Exercise requirements:
Can you copy out the data exactly? Leave the images out.
-- start of Materials provided --
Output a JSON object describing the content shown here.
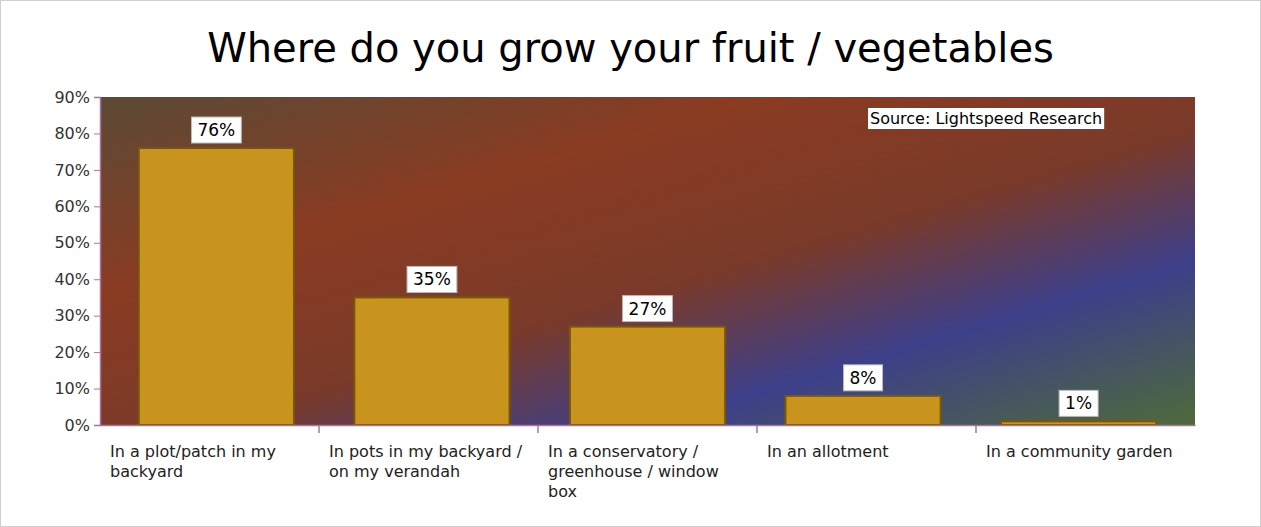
{
  "chart_data": {
    "type": "bar",
    "title": "Where do you grow your fruit / vegetables",
    "annotation": "Source: Lightspeed Research",
    "categories": [
      "In a plot/patch in my backyard",
      "In pots in my backyard / on my verandah",
      "In a conservatory / greenhouse / window box",
      "In an allotment",
      "In a community garden"
    ],
    "values": [
      76,
      35,
      27,
      8,
      1
    ],
    "value_labels": [
      "76%",
      "35%",
      "27%",
      "8%",
      "1%"
    ],
    "data_labels": true,
    "color": "#c8941e",
    "ylim": [
      0,
      90
    ],
    "yticks": [
      {
        "value": 0,
        "label": "0%"
      },
      {
        "value": 10,
        "label": "10%"
      },
      {
        "value": 20,
        "label": "20%"
      },
      {
        "value": 30,
        "label": "30%"
      },
      {
        "value": 40,
        "label": "40%"
      },
      {
        "value": 50,
        "label": "50%"
      },
      {
        "value": 60,
        "label": "60%"
      },
      {
        "value": 70,
        "label": "70%"
      },
      {
        "value": 80,
        "label": "80%"
      },
      {
        "value": 90,
        "label": "90%"
      }
    ],
    "grid": false
  }
}
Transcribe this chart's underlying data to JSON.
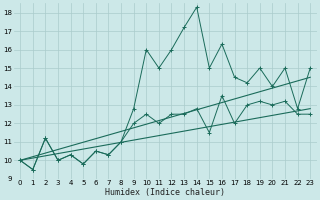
-- end of Materials provided --
Reply to the task:
Output a JSON object describing the content shown here.
{
  "chart_data": {
    "type": "bar",
    "title": "Where do you grow your fruit / vegetables",
    "annotation": "Source: Lightspeed Research",
    "categories": [
      "In a plot/patch in my backyard",
      "In pots in my backyard / on my verandah",
      "In a conservatory / greenhouse / window box",
      "In an allotment",
      "In a community garden"
    ],
    "values": [
      76,
      35,
      27,
      8,
      1
    ],
    "value_labels": [
      "76%",
      "35%",
      "27%",
      "8%",
      "1%"
    ],
    "data_labels": true,
    "color": "#c8941e",
    "ylim": [
      0,
      90
    ],
    "yticks": [
      {
        "value": 0,
        "label": "0%"
      },
      {
        "value": 10,
        "label": "10%"
      },
      {
        "value": 20,
        "label": "20%"
      },
      {
        "value": 30,
        "label": "30%"
      },
      {
        "value": 40,
        "label": "40%"
      },
      {
        "value": 50,
        "label": "50%"
      },
      {
        "value": 60,
        "label": "60%"
      },
      {
        "value": 70,
        "label": "70%"
      },
      {
        "value": 80,
        "label": "80%"
      },
      {
        "value": 90,
        "label": "90%"
      }
    ],
    "grid": false
  }
}
Transcribe this chart's underlying data to JSON.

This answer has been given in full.